RECORDS SUPPLIED:
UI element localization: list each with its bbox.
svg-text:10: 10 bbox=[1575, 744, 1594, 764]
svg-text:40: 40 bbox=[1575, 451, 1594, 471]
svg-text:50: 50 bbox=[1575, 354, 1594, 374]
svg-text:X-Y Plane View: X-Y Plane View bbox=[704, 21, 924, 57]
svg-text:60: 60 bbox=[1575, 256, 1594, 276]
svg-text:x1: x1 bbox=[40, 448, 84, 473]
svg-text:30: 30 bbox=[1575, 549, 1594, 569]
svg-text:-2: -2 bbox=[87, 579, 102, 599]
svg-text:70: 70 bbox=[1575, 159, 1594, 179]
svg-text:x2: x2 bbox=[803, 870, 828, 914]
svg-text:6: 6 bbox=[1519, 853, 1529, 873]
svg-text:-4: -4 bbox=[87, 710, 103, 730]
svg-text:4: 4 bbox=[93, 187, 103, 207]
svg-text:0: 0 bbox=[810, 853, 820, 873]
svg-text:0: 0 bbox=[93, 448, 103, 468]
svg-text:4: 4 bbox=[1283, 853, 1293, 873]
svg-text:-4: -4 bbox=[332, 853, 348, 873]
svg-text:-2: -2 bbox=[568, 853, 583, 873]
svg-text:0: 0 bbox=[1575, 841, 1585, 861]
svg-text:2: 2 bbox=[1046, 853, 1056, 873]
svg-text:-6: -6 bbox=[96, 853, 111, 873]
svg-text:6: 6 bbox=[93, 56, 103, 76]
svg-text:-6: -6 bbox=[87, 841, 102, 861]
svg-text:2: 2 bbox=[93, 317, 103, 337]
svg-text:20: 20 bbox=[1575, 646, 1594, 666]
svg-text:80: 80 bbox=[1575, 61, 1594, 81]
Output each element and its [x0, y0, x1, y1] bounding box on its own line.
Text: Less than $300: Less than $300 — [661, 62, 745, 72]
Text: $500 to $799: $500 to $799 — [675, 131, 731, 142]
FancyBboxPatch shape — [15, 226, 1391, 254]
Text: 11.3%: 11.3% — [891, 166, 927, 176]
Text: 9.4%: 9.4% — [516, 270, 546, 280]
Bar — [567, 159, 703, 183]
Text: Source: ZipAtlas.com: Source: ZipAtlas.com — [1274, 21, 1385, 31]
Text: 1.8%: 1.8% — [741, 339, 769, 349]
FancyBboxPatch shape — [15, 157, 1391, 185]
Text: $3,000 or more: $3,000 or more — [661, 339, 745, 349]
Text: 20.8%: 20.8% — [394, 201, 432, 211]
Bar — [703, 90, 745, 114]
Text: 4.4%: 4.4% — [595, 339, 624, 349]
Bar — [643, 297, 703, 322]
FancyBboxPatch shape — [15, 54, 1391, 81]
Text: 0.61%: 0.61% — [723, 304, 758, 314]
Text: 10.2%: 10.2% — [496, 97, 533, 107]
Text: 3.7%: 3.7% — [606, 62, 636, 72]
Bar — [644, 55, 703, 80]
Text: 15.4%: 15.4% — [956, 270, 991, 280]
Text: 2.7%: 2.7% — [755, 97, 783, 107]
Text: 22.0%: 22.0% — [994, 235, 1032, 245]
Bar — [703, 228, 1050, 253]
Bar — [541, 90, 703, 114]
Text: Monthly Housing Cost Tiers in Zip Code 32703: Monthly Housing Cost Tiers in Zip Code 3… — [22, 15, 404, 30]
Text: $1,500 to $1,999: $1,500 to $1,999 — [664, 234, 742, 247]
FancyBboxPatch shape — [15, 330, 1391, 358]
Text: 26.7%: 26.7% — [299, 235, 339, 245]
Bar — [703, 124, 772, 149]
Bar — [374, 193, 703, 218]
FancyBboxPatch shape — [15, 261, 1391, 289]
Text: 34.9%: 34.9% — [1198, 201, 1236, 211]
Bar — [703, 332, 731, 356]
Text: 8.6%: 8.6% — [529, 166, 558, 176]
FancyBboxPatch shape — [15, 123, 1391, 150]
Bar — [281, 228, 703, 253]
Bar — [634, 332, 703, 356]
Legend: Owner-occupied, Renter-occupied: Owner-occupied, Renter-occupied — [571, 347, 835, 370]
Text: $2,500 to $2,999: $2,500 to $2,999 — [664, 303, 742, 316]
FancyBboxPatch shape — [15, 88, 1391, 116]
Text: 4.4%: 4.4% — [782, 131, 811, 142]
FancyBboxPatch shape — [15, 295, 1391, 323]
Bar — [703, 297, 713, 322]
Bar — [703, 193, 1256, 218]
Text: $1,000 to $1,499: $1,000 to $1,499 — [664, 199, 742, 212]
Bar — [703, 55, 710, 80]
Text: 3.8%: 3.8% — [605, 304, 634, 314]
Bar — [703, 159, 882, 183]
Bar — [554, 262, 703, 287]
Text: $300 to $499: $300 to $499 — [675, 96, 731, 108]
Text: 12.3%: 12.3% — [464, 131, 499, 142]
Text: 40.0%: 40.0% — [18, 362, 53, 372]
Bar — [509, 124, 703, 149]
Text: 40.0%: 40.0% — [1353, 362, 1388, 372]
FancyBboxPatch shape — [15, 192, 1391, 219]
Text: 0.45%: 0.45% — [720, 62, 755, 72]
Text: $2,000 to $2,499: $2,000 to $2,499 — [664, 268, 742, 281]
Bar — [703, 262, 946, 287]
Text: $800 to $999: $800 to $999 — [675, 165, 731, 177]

EXERCISE GOAL:
Print every row above again, keeping each line identical to the original.

SOLVED PROBLEM:
UI element localization: list each with its bbox.
svg-text:10: 10 bbox=[1575, 744, 1594, 764]
svg-text:40: 40 bbox=[1575, 451, 1594, 471]
svg-text:50: 50 bbox=[1575, 354, 1594, 374]
svg-text:X-Y Plane View: X-Y Plane View bbox=[704, 21, 924, 57]
svg-text:60: 60 bbox=[1575, 256, 1594, 276]
svg-text:x1: x1 bbox=[40, 448, 84, 473]
svg-text:30: 30 bbox=[1575, 549, 1594, 569]
svg-text:-2: -2 bbox=[87, 579, 102, 599]
svg-text:70: 70 bbox=[1575, 159, 1594, 179]
svg-text:x2: x2 bbox=[803, 870, 828, 914]
svg-text:6: 6 bbox=[1519, 853, 1529, 873]
svg-text:-4: -4 bbox=[87, 710, 103, 730]
svg-text:4: 4 bbox=[93, 187, 103, 207]
svg-text:0: 0 bbox=[810, 853, 820, 873]
svg-text:0: 0 bbox=[93, 448, 103, 468]
svg-text:4: 4 bbox=[1283, 853, 1293, 873]
svg-text:-4: -4 bbox=[332, 853, 348, 873]
svg-text:-2: -2 bbox=[568, 853, 583, 873]
svg-text:0: 0 bbox=[1575, 841, 1585, 861]
svg-text:2: 2 bbox=[1046, 853, 1056, 873]
svg-text:-6: -6 bbox=[96, 853, 111, 873]
svg-text:6: 6 bbox=[93, 56, 103, 76]
svg-text:-6: -6 bbox=[87, 841, 102, 861]
svg-text:2: 2 bbox=[93, 317, 103, 337]
svg-text:20: 20 bbox=[1575, 646, 1594, 666]
svg-text:80: 80 bbox=[1575, 61, 1594, 81]
Output each element and its [x0, y0, x1, y1] bounding box on its own line.
Text: Less than $300: Less than $300 — [661, 62, 745, 72]
Text: $500 to $799: $500 to $799 — [675, 131, 731, 142]
FancyBboxPatch shape — [15, 226, 1391, 254]
Text: 11.3%: 11.3% — [891, 166, 927, 176]
Text: 9.4%: 9.4% — [516, 270, 546, 280]
Bar — [567, 159, 703, 183]
Text: Source: ZipAtlas.com: Source: ZipAtlas.com — [1274, 21, 1385, 31]
Text: 1.8%: 1.8% — [741, 339, 769, 349]
FancyBboxPatch shape — [15, 157, 1391, 185]
Text: $3,000 or more: $3,000 or more — [661, 339, 745, 349]
Text: 20.8%: 20.8% — [394, 201, 432, 211]
Bar — [703, 90, 745, 114]
Text: 4.4%: 4.4% — [595, 339, 624, 349]
Bar — [643, 297, 703, 322]
FancyBboxPatch shape — [15, 54, 1391, 81]
Text: 0.61%: 0.61% — [723, 304, 758, 314]
Text: 10.2%: 10.2% — [496, 97, 533, 107]
Text: 3.7%: 3.7% — [606, 62, 636, 72]
Bar — [644, 55, 703, 80]
Text: 15.4%: 15.4% — [956, 270, 991, 280]
Text: 2.7%: 2.7% — [755, 97, 783, 107]
Text: 22.0%: 22.0% — [994, 235, 1032, 245]
Bar — [703, 228, 1050, 253]
Bar — [541, 90, 703, 114]
Text: Monthly Housing Cost Tiers in Zip Code 32703: Monthly Housing Cost Tiers in Zip Code 3… — [22, 15, 404, 30]
Text: $1,500 to $1,999: $1,500 to $1,999 — [664, 234, 742, 247]
FancyBboxPatch shape — [15, 330, 1391, 358]
Text: 26.7%: 26.7% — [299, 235, 339, 245]
Bar — [703, 124, 772, 149]
Bar — [374, 193, 703, 218]
FancyBboxPatch shape — [15, 261, 1391, 289]
Text: 34.9%: 34.9% — [1198, 201, 1236, 211]
Bar — [703, 332, 731, 356]
Text: 8.6%: 8.6% — [529, 166, 558, 176]
FancyBboxPatch shape — [15, 123, 1391, 150]
Bar — [281, 228, 703, 253]
Bar — [634, 332, 703, 356]
Legend: Owner-occupied, Renter-occupied: Owner-occupied, Renter-occupied — [571, 347, 835, 370]
Text: $2,500 to $2,999: $2,500 to $2,999 — [664, 303, 742, 316]
FancyBboxPatch shape — [15, 88, 1391, 116]
Text: 4.4%: 4.4% — [782, 131, 811, 142]
FancyBboxPatch shape — [15, 295, 1391, 323]
Bar — [703, 297, 713, 322]
Bar — [703, 193, 1256, 218]
Text: $1,000 to $1,499: $1,000 to $1,499 — [664, 199, 742, 212]
Bar — [703, 55, 710, 80]
Text: 3.8%: 3.8% — [605, 304, 634, 314]
Bar — [703, 159, 882, 183]
Bar — [554, 262, 703, 287]
Text: $300 to $499: $300 to $499 — [675, 96, 731, 108]
Text: 12.3%: 12.3% — [464, 131, 499, 142]
Text: 40.0%: 40.0% — [18, 362, 53, 372]
Bar — [509, 124, 703, 149]
Text: 40.0%: 40.0% — [1353, 362, 1388, 372]
FancyBboxPatch shape — [15, 192, 1391, 219]
Text: 0.45%: 0.45% — [720, 62, 755, 72]
Text: $2,000 to $2,499: $2,000 to $2,499 — [664, 268, 742, 281]
Bar — [703, 262, 946, 287]
Text: $800 to $999: $800 to $999 — [675, 165, 731, 177]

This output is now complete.